## Entries
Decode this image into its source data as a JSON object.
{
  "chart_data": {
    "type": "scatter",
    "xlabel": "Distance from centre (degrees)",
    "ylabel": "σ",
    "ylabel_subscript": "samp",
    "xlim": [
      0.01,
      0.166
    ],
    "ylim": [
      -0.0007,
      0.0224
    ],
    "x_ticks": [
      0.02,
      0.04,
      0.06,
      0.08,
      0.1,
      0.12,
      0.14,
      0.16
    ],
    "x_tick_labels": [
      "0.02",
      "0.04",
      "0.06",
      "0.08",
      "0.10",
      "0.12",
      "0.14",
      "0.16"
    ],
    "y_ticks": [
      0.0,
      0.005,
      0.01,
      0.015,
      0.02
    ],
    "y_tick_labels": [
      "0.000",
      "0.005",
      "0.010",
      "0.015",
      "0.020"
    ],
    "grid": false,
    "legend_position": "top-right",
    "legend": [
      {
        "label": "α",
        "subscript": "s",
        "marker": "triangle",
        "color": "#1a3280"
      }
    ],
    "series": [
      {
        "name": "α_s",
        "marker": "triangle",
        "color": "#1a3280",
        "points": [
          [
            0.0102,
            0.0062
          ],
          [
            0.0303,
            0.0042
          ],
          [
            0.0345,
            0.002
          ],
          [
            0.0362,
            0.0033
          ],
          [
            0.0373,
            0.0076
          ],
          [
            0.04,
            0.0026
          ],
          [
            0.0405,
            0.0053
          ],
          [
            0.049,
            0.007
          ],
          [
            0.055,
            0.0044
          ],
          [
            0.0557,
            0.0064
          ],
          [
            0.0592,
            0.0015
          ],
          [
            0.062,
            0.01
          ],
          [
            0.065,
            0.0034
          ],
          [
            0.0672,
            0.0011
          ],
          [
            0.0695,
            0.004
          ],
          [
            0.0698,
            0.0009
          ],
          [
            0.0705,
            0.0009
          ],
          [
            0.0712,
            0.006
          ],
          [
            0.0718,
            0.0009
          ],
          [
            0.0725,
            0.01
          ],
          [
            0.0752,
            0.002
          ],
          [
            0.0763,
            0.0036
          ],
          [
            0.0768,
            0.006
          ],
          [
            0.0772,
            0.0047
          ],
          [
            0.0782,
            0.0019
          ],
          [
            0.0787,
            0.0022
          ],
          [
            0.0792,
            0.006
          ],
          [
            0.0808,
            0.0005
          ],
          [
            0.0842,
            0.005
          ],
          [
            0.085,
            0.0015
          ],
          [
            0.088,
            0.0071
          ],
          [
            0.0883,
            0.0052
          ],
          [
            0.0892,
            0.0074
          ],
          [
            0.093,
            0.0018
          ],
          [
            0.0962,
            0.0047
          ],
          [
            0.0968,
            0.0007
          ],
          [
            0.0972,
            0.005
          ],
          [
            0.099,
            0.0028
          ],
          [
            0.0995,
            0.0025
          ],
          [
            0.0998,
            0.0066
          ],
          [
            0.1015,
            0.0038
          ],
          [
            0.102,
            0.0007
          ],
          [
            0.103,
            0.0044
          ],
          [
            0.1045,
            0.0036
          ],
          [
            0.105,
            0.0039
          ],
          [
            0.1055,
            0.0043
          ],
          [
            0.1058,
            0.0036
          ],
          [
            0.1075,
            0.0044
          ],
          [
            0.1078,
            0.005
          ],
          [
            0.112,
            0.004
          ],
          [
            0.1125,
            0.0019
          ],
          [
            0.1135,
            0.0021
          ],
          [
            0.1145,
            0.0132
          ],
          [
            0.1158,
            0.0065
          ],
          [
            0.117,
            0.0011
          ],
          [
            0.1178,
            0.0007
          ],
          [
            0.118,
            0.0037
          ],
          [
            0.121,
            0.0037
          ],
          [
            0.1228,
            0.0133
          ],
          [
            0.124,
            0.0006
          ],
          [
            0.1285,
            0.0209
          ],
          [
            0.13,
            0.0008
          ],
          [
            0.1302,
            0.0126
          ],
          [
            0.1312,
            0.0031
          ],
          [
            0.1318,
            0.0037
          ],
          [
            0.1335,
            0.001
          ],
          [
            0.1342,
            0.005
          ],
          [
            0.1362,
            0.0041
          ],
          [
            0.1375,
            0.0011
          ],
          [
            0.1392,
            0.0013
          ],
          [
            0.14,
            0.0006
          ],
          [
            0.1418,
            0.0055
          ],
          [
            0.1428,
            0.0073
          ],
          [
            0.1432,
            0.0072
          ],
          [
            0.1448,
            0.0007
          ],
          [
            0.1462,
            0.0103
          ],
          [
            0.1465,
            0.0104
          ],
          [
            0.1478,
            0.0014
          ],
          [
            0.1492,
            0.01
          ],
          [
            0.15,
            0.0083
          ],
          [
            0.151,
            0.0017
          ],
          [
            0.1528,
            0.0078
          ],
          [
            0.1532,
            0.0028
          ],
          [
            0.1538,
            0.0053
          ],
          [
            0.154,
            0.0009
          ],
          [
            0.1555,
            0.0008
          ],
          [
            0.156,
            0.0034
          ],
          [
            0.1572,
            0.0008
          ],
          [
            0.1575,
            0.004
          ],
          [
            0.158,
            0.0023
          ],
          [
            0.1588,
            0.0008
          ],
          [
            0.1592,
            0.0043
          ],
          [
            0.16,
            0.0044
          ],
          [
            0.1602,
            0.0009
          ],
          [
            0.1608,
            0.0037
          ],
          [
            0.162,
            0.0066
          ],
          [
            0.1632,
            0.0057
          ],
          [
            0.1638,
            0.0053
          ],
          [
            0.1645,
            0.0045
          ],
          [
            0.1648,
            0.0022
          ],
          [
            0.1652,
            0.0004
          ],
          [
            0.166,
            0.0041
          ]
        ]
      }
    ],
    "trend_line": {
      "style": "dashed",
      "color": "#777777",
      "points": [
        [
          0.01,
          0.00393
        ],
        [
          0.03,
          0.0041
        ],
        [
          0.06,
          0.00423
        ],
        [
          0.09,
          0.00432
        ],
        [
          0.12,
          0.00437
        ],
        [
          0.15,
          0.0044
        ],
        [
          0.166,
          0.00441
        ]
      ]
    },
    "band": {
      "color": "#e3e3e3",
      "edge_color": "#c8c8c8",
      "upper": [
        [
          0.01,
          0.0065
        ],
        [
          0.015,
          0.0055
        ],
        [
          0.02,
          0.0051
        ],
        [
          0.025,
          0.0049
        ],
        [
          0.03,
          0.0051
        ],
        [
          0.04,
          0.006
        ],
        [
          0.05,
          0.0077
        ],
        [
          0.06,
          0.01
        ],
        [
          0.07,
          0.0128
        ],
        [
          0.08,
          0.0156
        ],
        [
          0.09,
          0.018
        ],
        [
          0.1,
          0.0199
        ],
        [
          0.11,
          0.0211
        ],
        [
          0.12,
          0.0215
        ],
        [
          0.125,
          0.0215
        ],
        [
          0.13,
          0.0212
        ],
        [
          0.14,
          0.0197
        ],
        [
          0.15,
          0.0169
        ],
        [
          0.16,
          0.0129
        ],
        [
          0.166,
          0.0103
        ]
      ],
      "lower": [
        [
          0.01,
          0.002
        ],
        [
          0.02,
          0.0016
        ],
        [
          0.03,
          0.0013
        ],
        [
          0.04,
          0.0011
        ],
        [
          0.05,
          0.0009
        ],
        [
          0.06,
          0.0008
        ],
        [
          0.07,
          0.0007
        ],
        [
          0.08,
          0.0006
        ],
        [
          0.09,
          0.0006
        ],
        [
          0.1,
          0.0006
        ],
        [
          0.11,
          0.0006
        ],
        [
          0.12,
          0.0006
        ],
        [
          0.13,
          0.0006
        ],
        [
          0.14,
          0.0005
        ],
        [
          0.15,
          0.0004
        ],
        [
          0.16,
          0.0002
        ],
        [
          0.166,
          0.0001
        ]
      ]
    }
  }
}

## Directions for this task
Write all of the records out again exactly.

## Task answer
Decode this image into its source data as a JSON object.
{
  "chart_data": {
    "type": "scatter",
    "xlabel": "Distance from centre (degrees)",
    "ylabel": "σ",
    "ylabel_subscript": "samp",
    "xlim": [
      0.01,
      0.166
    ],
    "ylim": [
      -0.0007,
      0.0224
    ],
    "x_ticks": [
      0.02,
      0.04,
      0.06,
      0.08,
      0.1,
      0.12,
      0.14,
      0.16
    ],
    "x_tick_labels": [
      "0.02",
      "0.04",
      "0.06",
      "0.08",
      "0.10",
      "0.12",
      "0.14",
      "0.16"
    ],
    "y_ticks": [
      0.0,
      0.005,
      0.01,
      0.015,
      0.02
    ],
    "y_tick_labels": [
      "0.000",
      "0.005",
      "0.010",
      "0.015",
      "0.020"
    ],
    "grid": false,
    "legend_position": "top-right",
    "legend": [
      {
        "label": "α",
        "subscript": "s",
        "marker": "triangle",
        "color": "#1a3280"
      }
    ],
    "series": [
      {
        "name": "α_s",
        "marker": "triangle",
        "color": "#1a3280",
        "points": [
          [
            0.0102,
            0.0062
          ],
          [
            0.0303,
            0.0042
          ],
          [
            0.0345,
            0.002
          ],
          [
            0.0362,
            0.0033
          ],
          [
            0.0373,
            0.0076
          ],
          [
            0.04,
            0.0026
          ],
          [
            0.0405,
            0.0053
          ],
          [
            0.049,
            0.007
          ],
          [
            0.055,
            0.0044
          ],
          [
            0.0557,
            0.0064
          ],
          [
            0.0592,
            0.0015
          ],
          [
            0.062,
            0.01
          ],
          [
            0.065,
            0.0034
          ],
          [
            0.0672,
            0.0011
          ],
          [
            0.0695,
            0.004
          ],
          [
            0.0698,
            0.0009
          ],
          [
            0.0705,
            0.0009
          ],
          [
            0.0712,
            0.006
          ],
          [
            0.0718,
            0.0009
          ],
          [
            0.0725,
            0.01
          ],
          [
            0.0752,
            0.002
          ],
          [
            0.0763,
            0.0036
          ],
          [
            0.0768,
            0.006
          ],
          [
            0.0772,
            0.0047
          ],
          [
            0.0782,
            0.0019
          ],
          [
            0.0787,
            0.0022
          ],
          [
            0.0792,
            0.006
          ],
          [
            0.0808,
            0.0005
          ],
          [
            0.0842,
            0.005
          ],
          [
            0.085,
            0.0015
          ],
          [
            0.088,
            0.0071
          ],
          [
            0.0883,
            0.0052
          ],
          [
            0.0892,
            0.0074
          ],
          [
            0.093,
            0.0018
          ],
          [
            0.0962,
            0.0047
          ],
          [
            0.0968,
            0.0007
          ],
          [
            0.0972,
            0.005
          ],
          [
            0.099,
            0.0028
          ],
          [
            0.0995,
            0.0025
          ],
          [
            0.0998,
            0.0066
          ],
          [
            0.1015,
            0.0038
          ],
          [
            0.102,
            0.0007
          ],
          [
            0.103,
            0.0044
          ],
          [
            0.1045,
            0.0036
          ],
          [
            0.105,
            0.0039
          ],
          [
            0.1055,
            0.0043
          ],
          [
            0.1058,
            0.0036
          ],
          [
            0.1075,
            0.0044
          ],
          [
            0.1078,
            0.005
          ],
          [
            0.112,
            0.004
          ],
          [
            0.1125,
            0.0019
          ],
          [
            0.1135,
            0.0021
          ],
          [
            0.1145,
            0.0132
          ],
          [
            0.1158,
            0.0065
          ],
          [
            0.117,
            0.0011
          ],
          [
            0.1178,
            0.0007
          ],
          [
            0.118,
            0.0037
          ],
          [
            0.121,
            0.0037
          ],
          [
            0.1228,
            0.0133
          ],
          [
            0.124,
            0.0006
          ],
          [
            0.1285,
            0.0209
          ],
          [
            0.13,
            0.0008
          ],
          [
            0.1302,
            0.0126
          ],
          [
            0.1312,
            0.0031
          ],
          [
            0.1318,
            0.0037
          ],
          [
            0.1335,
            0.001
          ],
          [
            0.1342,
            0.005
          ],
          [
            0.1362,
            0.0041
          ],
          [
            0.1375,
            0.0011
          ],
          [
            0.1392,
            0.0013
          ],
          [
            0.14,
            0.0006
          ],
          [
            0.1418,
            0.0055
          ],
          [
            0.1428,
            0.0073
          ],
          [
            0.1432,
            0.0072
          ],
          [
            0.1448,
            0.0007
          ],
          [
            0.1462,
            0.0103
          ],
          [
            0.1465,
            0.0104
          ],
          [
            0.1478,
            0.0014
          ],
          [
            0.1492,
            0.01
          ],
          [
            0.15,
            0.0083
          ],
          [
            0.151,
            0.0017
          ],
          [
            0.1528,
            0.0078
          ],
          [
            0.1532,
            0.0028
          ],
          [
            0.1538,
            0.0053
          ],
          [
            0.154,
            0.0009
          ],
          [
            0.1555,
            0.0008
          ],
          [
            0.156,
            0.0034
          ],
          [
            0.1572,
            0.0008
          ],
          [
            0.1575,
            0.004
          ],
          [
            0.158,
            0.0023
          ],
          [
            0.1588,
            0.0008
          ],
          [
            0.1592,
            0.0043
          ],
          [
            0.16,
            0.0044
          ],
          [
            0.1602,
            0.0009
          ],
          [
            0.1608,
            0.0037
          ],
          [
            0.162,
            0.0066
          ],
          [
            0.1632,
            0.0057
          ],
          [
            0.1638,
            0.0053
          ],
          [
            0.1645,
            0.0045
          ],
          [
            0.1648,
            0.0022
          ],
          [
            0.1652,
            0.0004
          ],
          [
            0.166,
            0.0041
          ]
        ]
      }
    ],
    "trend_line": {
      "style": "dashed",
      "color": "#777777",
      "points": [
        [
          0.01,
          0.00393
        ],
        [
          0.03,
          0.0041
        ],
        [
          0.06,
          0.00423
        ],
        [
          0.09,
          0.00432
        ],
        [
          0.12,
          0.00437
        ],
        [
          0.15,
          0.0044
        ],
        [
          0.166,
          0.00441
        ]
      ]
    },
    "band": {
      "color": "#e3e3e3",
      "edge_color": "#c8c8c8",
      "upper": [
        [
          0.01,
          0.0065
        ],
        [
          0.015,
          0.0055
        ],
        [
          0.02,
          0.0051
        ],
        [
          0.025,
          0.0049
        ],
        [
          0.03,
          0.0051
        ],
        [
          0.04,
          0.006
        ],
        [
          0.05,
          0.0077
        ],
        [
          0.06,
          0.01
        ],
        [
          0.07,
          0.0128
        ],
        [
          0.08,
          0.0156
        ],
        [
          0.09,
          0.018
        ],
        [
          0.1,
          0.0199
        ],
        [
          0.11,
          0.0211
        ],
        [
          0.12,
          0.0215
        ],
        [
          0.125,
          0.0215
        ],
        [
          0.13,
          0.0212
        ],
        [
          0.14,
          0.0197
        ],
        [
          0.15,
          0.0169
        ],
        [
          0.16,
          0.0129
        ],
        [
          0.166,
          0.0103
        ]
      ],
      "lower": [
        [
          0.01,
          0.002
        ],
        [
          0.02,
          0.0016
        ],
        [
          0.03,
          0.0013
        ],
        [
          0.04,
          0.0011
        ],
        [
          0.05,
          0.0009
        ],
        [
          0.06,
          0.0008
        ],
        [
          0.07,
          0.0007
        ],
        [
          0.08,
          0.0006
        ],
        [
          0.09,
          0.0006
        ],
        [
          0.1,
          0.0006
        ],
        [
          0.11,
          0.0006
        ],
        [
          0.12,
          0.0006
        ],
        [
          0.13,
          0.0006
        ],
        [
          0.14,
          0.0005
        ],
        [
          0.15,
          0.0004
        ],
        [
          0.16,
          0.0002
        ],
        [
          0.166,
          0.0001
        ]
      ]
    }
  }
}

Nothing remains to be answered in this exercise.